» **TASK OBJECTIVE**:
Repeat, exactly and completely, the material that follows. Omit the pictures.

[Data records]
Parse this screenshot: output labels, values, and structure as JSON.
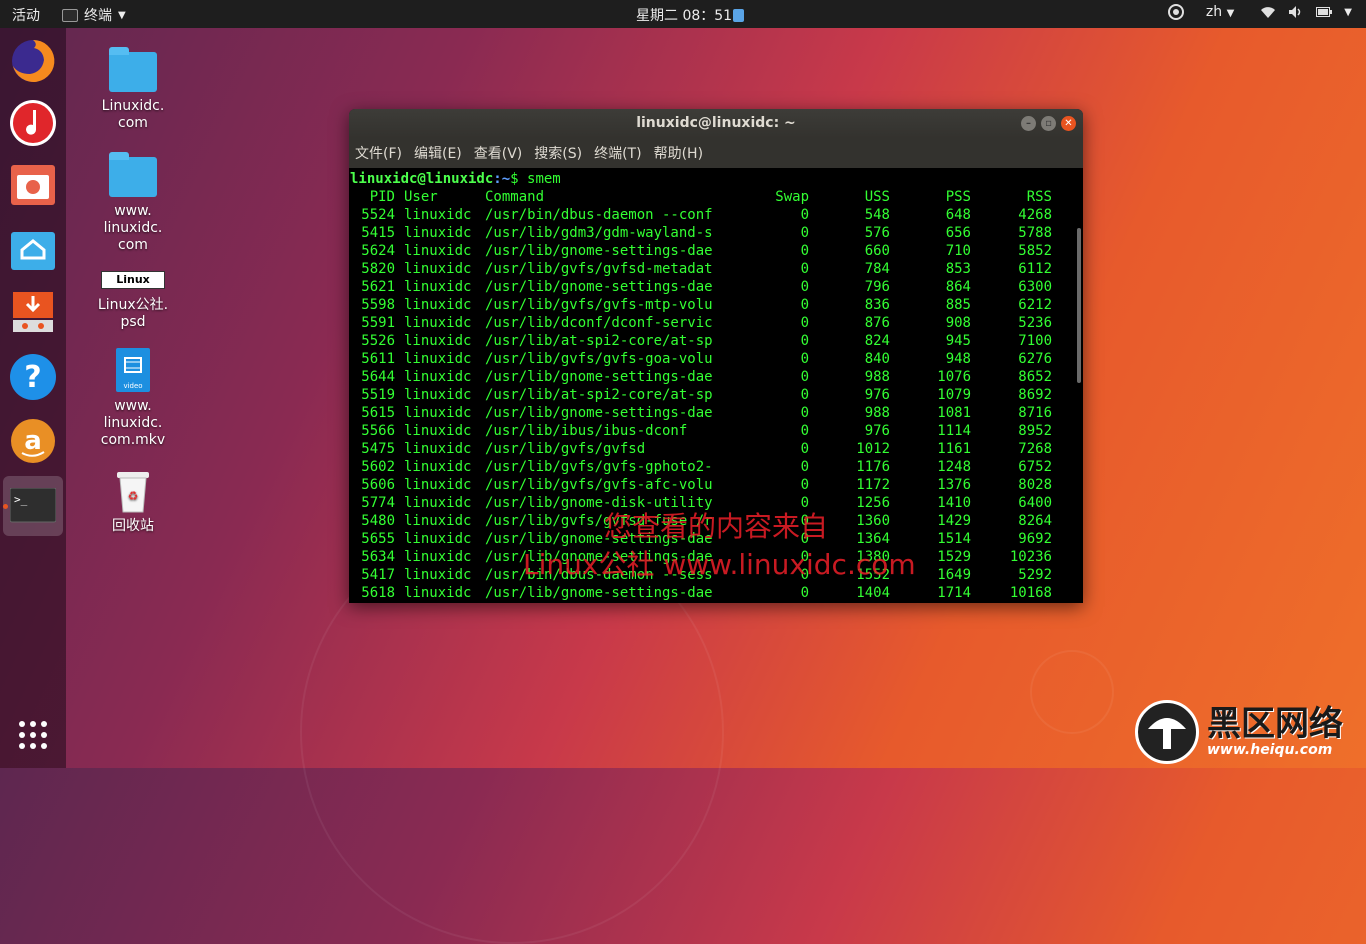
{
  "topbar": {
    "activities": "活动",
    "app_name": "终端",
    "clock": "星期二 08：51",
    "lang": "zh"
  },
  "dock": {
    "items": [
      "firefox-icon",
      "rhythmbox-icon",
      "shotwell-icon",
      "files-icon",
      "software-updater-icon",
      "help-icon",
      "amazon-icon",
      "terminal-icon",
      "show-apps-icon"
    ]
  },
  "desktop": {
    "icons": [
      {
        "label_lines": [
          "Linuxidc.",
          "com"
        ]
      },
      {
        "label_lines": [
          "www.",
          "linuxidc.",
          "com"
        ]
      },
      {
        "label_lines": [
          "Linux公社.",
          "psd"
        ],
        "thumb_text": "Linux"
      },
      {
        "label_lines": [
          "www.",
          "linuxidc.",
          "com.mkv"
        ],
        "thumb_text": "video"
      },
      {
        "label_lines": [
          "回收站"
        ]
      }
    ]
  },
  "terminal": {
    "title": "linuxidc@linuxidc: ~",
    "menu": [
      "文件(F)",
      "编辑(E)",
      "查看(V)",
      "搜索(S)",
      "终端(T)",
      "帮助(H)"
    ],
    "prompt_user": "linuxidc@linuxidc",
    "prompt_path": ":~",
    "prompt_cmd": "$ smem",
    "headers": [
      "PID",
      "User",
      "Command",
      "Swap",
      "USS",
      "PSS",
      "RSS"
    ],
    "rows": [
      [
        "5524",
        "linuxidc",
        "/usr/bin/dbus-daemon --conf",
        "0",
        "548",
        "648",
        "4268"
      ],
      [
        "5415",
        "linuxidc",
        "/usr/lib/gdm3/gdm-wayland-s",
        "0",
        "576",
        "656",
        "5788"
      ],
      [
        "5624",
        "linuxidc",
        "/usr/lib/gnome-settings-dae",
        "0",
        "660",
        "710",
        "5852"
      ],
      [
        "5820",
        "linuxidc",
        "/usr/lib/gvfs/gvfsd-metadat",
        "0",
        "784",
        "853",
        "6112"
      ],
      [
        "5621",
        "linuxidc",
        "/usr/lib/gnome-settings-dae",
        "0",
        "796",
        "864",
        "6300"
      ],
      [
        "5598",
        "linuxidc",
        "/usr/lib/gvfs/gvfs-mtp-volu",
        "0",
        "836",
        "885",
        "6212"
      ],
      [
        "5591",
        "linuxidc",
        "/usr/lib/dconf/dconf-servic",
        "0",
        "876",
        "908",
        "5236"
      ],
      [
        "5526",
        "linuxidc",
        "/usr/lib/at-spi2-core/at-sp",
        "0",
        "824",
        "945",
        "7100"
      ],
      [
        "5611",
        "linuxidc",
        "/usr/lib/gvfs/gvfs-goa-volu",
        "0",
        "840",
        "948",
        "6276"
      ],
      [
        "5644",
        "linuxidc",
        "/usr/lib/gnome-settings-dae",
        "0",
        "988",
        "1076",
        "8652"
      ],
      [
        "5519",
        "linuxidc",
        "/usr/lib/at-spi2-core/at-sp",
        "0",
        "976",
        "1079",
        "8692"
      ],
      [
        "5615",
        "linuxidc",
        "/usr/lib/gnome-settings-dae",
        "0",
        "988",
        "1081",
        "8716"
      ],
      [
        "5566",
        "linuxidc",
        "/usr/lib/ibus/ibus-dconf",
        "0",
        "976",
        "1114",
        "8952"
      ],
      [
        "5475",
        "linuxidc",
        "/usr/lib/gvfs/gvfsd",
        "0",
        "1012",
        "1161",
        "7268"
      ],
      [
        "5602",
        "linuxidc",
        "/usr/lib/gvfs/gvfs-gphoto2-",
        "0",
        "1176",
        "1248",
        "6752"
      ],
      [
        "5606",
        "linuxidc",
        "/usr/lib/gvfs/gvfs-afc-volu",
        "0",
        "1172",
        "1376",
        "8028"
      ],
      [
        "5774",
        "linuxidc",
        "/usr/lib/gnome-disk-utility",
        "0",
        "1256",
        "1410",
        "6400"
      ],
      [
        "5480",
        "linuxidc",
        "/usr/lib/gvfs/gvfsd-fuse /r",
        "0",
        "1360",
        "1429",
        "8264"
      ],
      [
        "5655",
        "linuxidc",
        "/usr/lib/gnome-settings-dae",
        "0",
        "1364",
        "1514",
        "9692"
      ],
      [
        "5634",
        "linuxidc",
        "/usr/lib/gnome-settings-dae",
        "0",
        "1380",
        "1529",
        "10236"
      ],
      [
        "5417",
        "linuxidc",
        "/usr/bin/dbus-daemon --sess",
        "0",
        "1552",
        "1649",
        "5292"
      ],
      [
        "5618",
        "linuxidc",
        "/usr/lib/gnome-settings-dae",
        "0",
        "1404",
        "1714",
        "10168"
      ]
    ]
  },
  "watermark": {
    "line1": "您查看的内容来自",
    "line2": "Linux公社 www.linuxidc.com"
  },
  "brand": {
    "name": "黑区网络",
    "url": "www.heiqu.com"
  }
}
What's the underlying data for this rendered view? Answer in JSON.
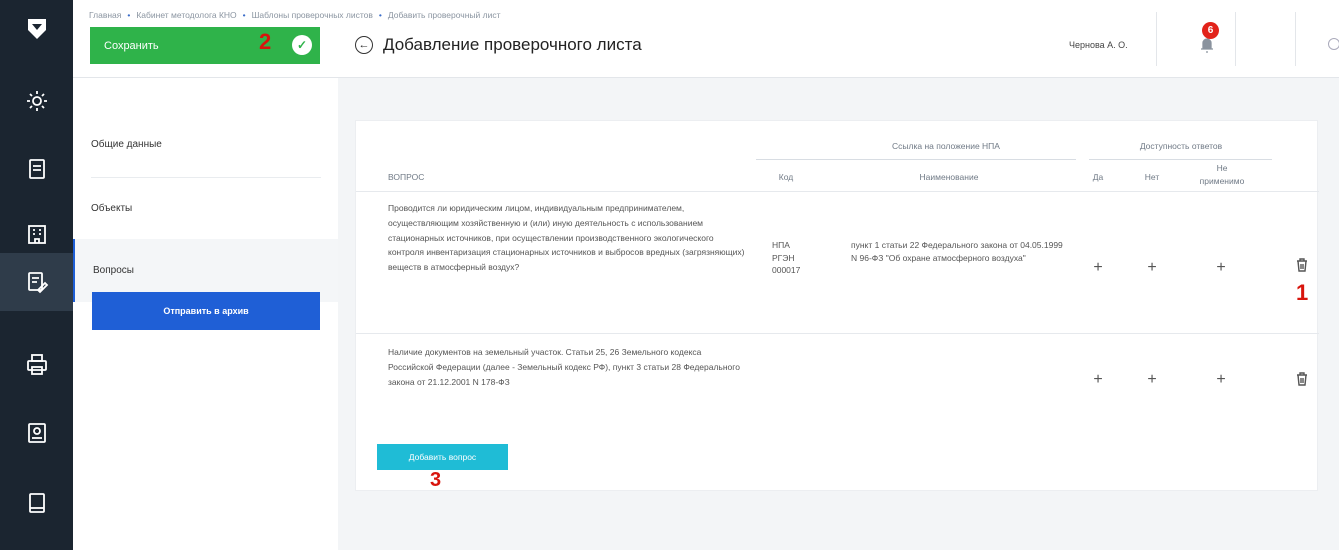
{
  "app": {
    "window_title": "Добавление проверочного листа"
  },
  "rail": {
    "items": [
      {
        "icon": "shield-logo-icon"
      },
      {
        "icon": "gear-icon"
      },
      {
        "icon": "document-icon"
      },
      {
        "icon": "building-icon"
      },
      {
        "icon": "edit-document-icon"
      },
      {
        "icon": "printer-icon"
      },
      {
        "icon": "certificate-icon"
      },
      {
        "icon": "book-icon"
      }
    ]
  },
  "header": {
    "breadcrumb": [
      "Главная",
      "Кабинет методолога КНО",
      "Шаблоны проверочных листов",
      "Добавить проверочный лист"
    ],
    "save_label": "Сохранить",
    "page_title": "Добавление проверочного листа",
    "user_name": "Чернова А. О.",
    "notifications_count": "6"
  },
  "callouts": {
    "c1": "1",
    "c2": "2",
    "c3": "3"
  },
  "subnav": {
    "items": [
      {
        "label": "Общие данные"
      },
      {
        "label": "Объекты"
      },
      {
        "label": "Вопросы"
      }
    ],
    "archive_label": "Отправить в архив"
  },
  "table": {
    "headers": {
      "question": "ВОПРОС",
      "npa_group": "Ссылка на положение НПА",
      "code": "Код",
      "name": "Наименование",
      "answers_group": "Доступность ответов",
      "yes": "Да",
      "no": "Нет",
      "na_line1": "Не",
      "na_line2": "применимо"
    },
    "rows": [
      {
        "question": "Проводится ли юридическим лицом, индивидуальным предпринимателем, осуществляющим хозяйственную и (или) иную деятельность с использованием стационарных источников, при осуществлении производственного экологического контроля инвентаризация стационарных источников и выбросов вредных (загрязняющих) веществ в атмосферный воздух?",
        "code": "НПА РГЭН 000017",
        "name": "пункт 1 статьи 22 Федерального закона от 04.05.1999 N 96-ФЗ \"Об охране атмосферного воздуха\"",
        "yes": "+",
        "no": "+",
        "na": "+"
      },
      {
        "question": "Наличие документов на земельный участок. Статьи 25, 26 Земельного кодекса Российской Федерации (далее - Земельный кодекс РФ), пункт 3 статьи 28 Федерального закона от 21.12.2001 N 178-ФЗ",
        "code": "",
        "name": "",
        "yes": "+",
        "no": "+",
        "na": "+"
      }
    ],
    "add_label": "Добавить вопрос"
  }
}
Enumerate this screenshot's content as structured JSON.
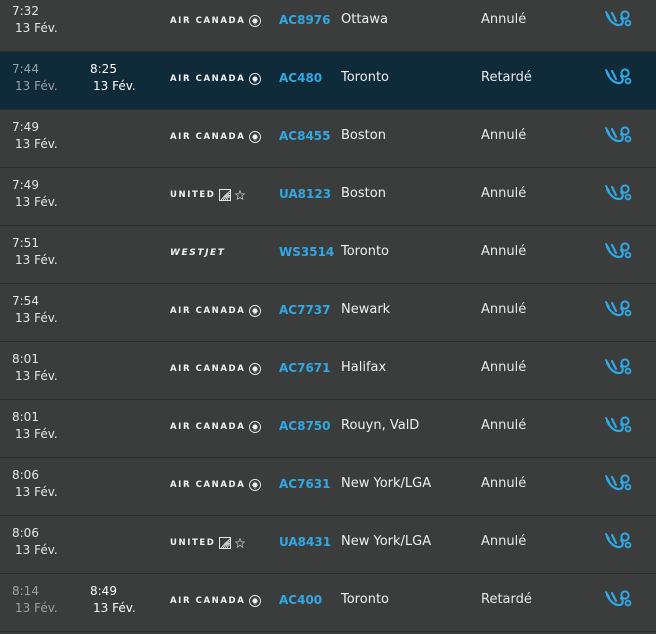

» **TASK RESPONSE**:
Parse this screenshot: output labels, values, and structure as JSON.
{
  "topbar": {
    "activities": "活动",
    "app_name": "终端",
    "clock": "星期二 08：51",
    "lang": "zh"
  },
  "dock": {
    "items": [
      "firefox-icon",
      "rhythmbox-icon",
      "shotwell-icon",
      "files-icon",
      "software-updater-icon",
      "help-icon",
      "amazon-icon",
      "terminal-icon",
      "show-apps-icon"
    ]
  },
  "desktop": {
    "icons": [
      {
        "label_lines": [
          "Linuxidc.",
          "com"
        ]
      },
      {
        "label_lines": [
          "www.",
          "linuxidc.",
          "com"
        ]
      },
      {
        "label_lines": [
          "Linux公社.",
          "psd"
        ],
        "thumb_text": "Linux"
      },
      {
        "label_lines": [
          "www.",
          "linuxidc.",
          "com.mkv"
        ],
        "thumb_text": "video"
      },
      {
        "label_lines": [
          "回收站"
        ]
      }
    ]
  },
  "terminal": {
    "title": "linuxidc@linuxidc: ~",
    "menu": [
      "文件(F)",
      "编辑(E)",
      "查看(V)",
      "搜索(S)",
      "终端(T)",
      "帮助(H)"
    ],
    "prompt_user": "linuxidc@linuxidc",
    "prompt_path": ":~",
    "prompt_cmd": "$ smem",
    "headers": [
      "PID",
      "User",
      "Command",
      "Swap",
      "USS",
      "PSS",
      "RSS"
    ],
    "rows": [
      [
        "5524",
        "linuxidc",
        "/usr/bin/dbus-daemon --conf",
        "0",
        "548",
        "648",
        "4268"
      ],
      [
        "5415",
        "linuxidc",
        "/usr/lib/gdm3/gdm-wayland-s",
        "0",
        "576",
        "656",
        "5788"
      ],
      [
        "5624",
        "linuxidc",
        "/usr/lib/gnome-settings-dae",
        "0",
        "660",
        "710",
        "5852"
      ],
      [
        "5820",
        "linuxidc",
        "/usr/lib/gvfs/gvfsd-metadat",
        "0",
        "784",
        "853",
        "6112"
      ],
      [
        "5621",
        "linuxidc",
        "/usr/lib/gnome-settings-dae",
        "0",
        "796",
        "864",
        "6300"
      ],
      [
        "5598",
        "linuxidc",
        "/usr/lib/gvfs/gvfs-mtp-volu",
        "0",
        "836",
        "885",
        "6212"
      ],
      [
        "5591",
        "linuxidc",
        "/usr/lib/dconf/dconf-servic",
        "0",
        "876",
        "908",
        "5236"
      ],
      [
        "5526",
        "linuxidc",
        "/usr/lib/at-spi2-core/at-sp",
        "0",
        "824",
        "945",
        "7100"
      ],
      [
        "5611",
        "linuxidc",
        "/usr/lib/gvfs/gvfs-goa-volu",
        "0",
        "840",
        "948",
        "6276"
      ],
      [
        "5644",
        "linuxidc",
        "/usr/lib/gnome-settings-dae",
        "0",
        "988",
        "1076",
        "8652"
      ],
      [
        "5519",
        "linuxidc",
        "/usr/lib/at-spi2-core/at-sp",
        "0",
        "976",
        "1079",
        "8692"
      ],
      [
        "5615",
        "linuxidc",
        "/usr/lib/gnome-settings-dae",
        "0",
        "988",
        "1081",
        "8716"
      ],
      [
        "5566",
        "linuxidc",
        "/usr/lib/ibus/ibus-dconf",
        "0",
        "976",
        "1114",
        "8952"
      ],
      [
        "5475",
        "linuxidc",
        "/usr/lib/gvfs/gvfsd",
        "0",
        "1012",
        "1161",
        "7268"
      ],
      [
        "5602",
        "linuxidc",
        "/usr/lib/gvfs/gvfs-gphoto2-",
        "0",
        "1176",
        "1248",
        "6752"
      ],
      [
        "5606",
        "linuxidc",
        "/usr/lib/gvfs/gvfs-afc-volu",
        "0",
        "1172",
        "1376",
        "8028"
      ],
      [
        "5774",
        "linuxidc",
        "/usr/lib/gnome-disk-utility",
        "0",
        "1256",
        "1410",
        "6400"
      ],
      [
        "5480",
        "linuxidc",
        "/usr/lib/gvfs/gvfsd-fuse /r",
        "0",
        "1360",
        "1429",
        "8264"
      ],
      [
        "5655",
        "linuxidc",
        "/usr/lib/gnome-settings-dae",
        "0",
        "1364",
        "1514",
        "9692"
      ],
      [
        "5634",
        "linuxidc",
        "/usr/lib/gnome-settings-dae",
        "0",
        "1380",
        "1529",
        "10236"
      ],
      [
        "5417",
        "linuxidc",
        "/usr/bin/dbus-daemon --sess",
        "0",
        "1552",
        "1649",
        "5292"
      ],
      [
        "5618",
        "linuxidc",
        "/usr/lib/gnome-settings-dae",
        "0",
        "1404",
        "1714",
        "10168"
      ]
    ]
  },
  "watermark": {
    "line1": "您查看的内容来自",
    "line2": "Linux公社 www.linuxidc.com"
  },
  "brand": {
    "name": "黑区网络",
    "url": "www.heiqu.com"
  }
}
What's the underlying data for this rendered view? Answer in JSON.
{
  "app": {
    "window_title": "Добавление проверочного листа"
  },
  "rail": {
    "items": [
      {
        "icon": "shield-logo-icon"
      },
      {
        "icon": "gear-icon"
      },
      {
        "icon": "document-icon"
      },
      {
        "icon": "building-icon"
      },
      {
        "icon": "edit-document-icon"
      },
      {
        "icon": "printer-icon"
      },
      {
        "icon": "certificate-icon"
      },
      {
        "icon": "book-icon"
      }
    ]
  },
  "header": {
    "breadcrumb": [
      "Главная",
      "Кабинет методолога КНО",
      "Шаблоны проверочных листов",
      "Добавить проверочный лист"
    ],
    "save_label": "Сохранить",
    "page_title": "Добавление проверочного листа",
    "user_name": "Чернова А. О.",
    "notifications_count": "6"
  },
  "callouts": {
    "c1": "1",
    "c2": "2",
    "c3": "3"
  },
  "subnav": {
    "items": [
      {
        "label": "Общие данные"
      },
      {
        "label": "Объекты"
      },
      {
        "label": "Вопросы"
      }
    ],
    "archive_label": "Отправить в архив"
  },
  "table": {
    "headers": {
      "question": "ВОПРОС",
      "npa_group": "Ссылка на положение НПА",
      "code": "Код",
      "name": "Наименование",
      "answers_group": "Доступность ответов",
      "yes": "Да",
      "no": "Нет",
      "na_line1": "Не",
      "na_line2": "применимо"
    },
    "rows": [
      {
        "question": "Проводится ли юридическим лицом, индивидуальным предпринимателем, осуществляющим хозяйственную и (или) иную деятельность с использованием стационарных источников, при осуществлении производственного экологического контроля инвентаризация стационарных источников и выбросов вредных (загрязняющих) веществ в атмосферный воздух?",
        "code": "НПА РГЭН 000017",
        "name": "пункт 1 статьи 22 Федерального закона от 04.05.1999 N 96-ФЗ \"Об охране атмосферного воздуха\"",
        "yes": "+",
        "no": "+",
        "na": "+"
      },
      {
        "question": "Наличие документов на земельный участок. Статьи 25, 26 Земельного кодекса Российской Федерации (далее - Земельный кодекс РФ), пункт 3 статьи 28 Федерального закона от 21.12.2001 N 178-ФЗ",
        "code": "",
        "name": "",
        "yes": "+",
        "no": "+",
        "na": "+"
      }
    ],
    "add_label": "Добавить вопрос"
  }
}
Enumerate this screenshot's content as structured JSON.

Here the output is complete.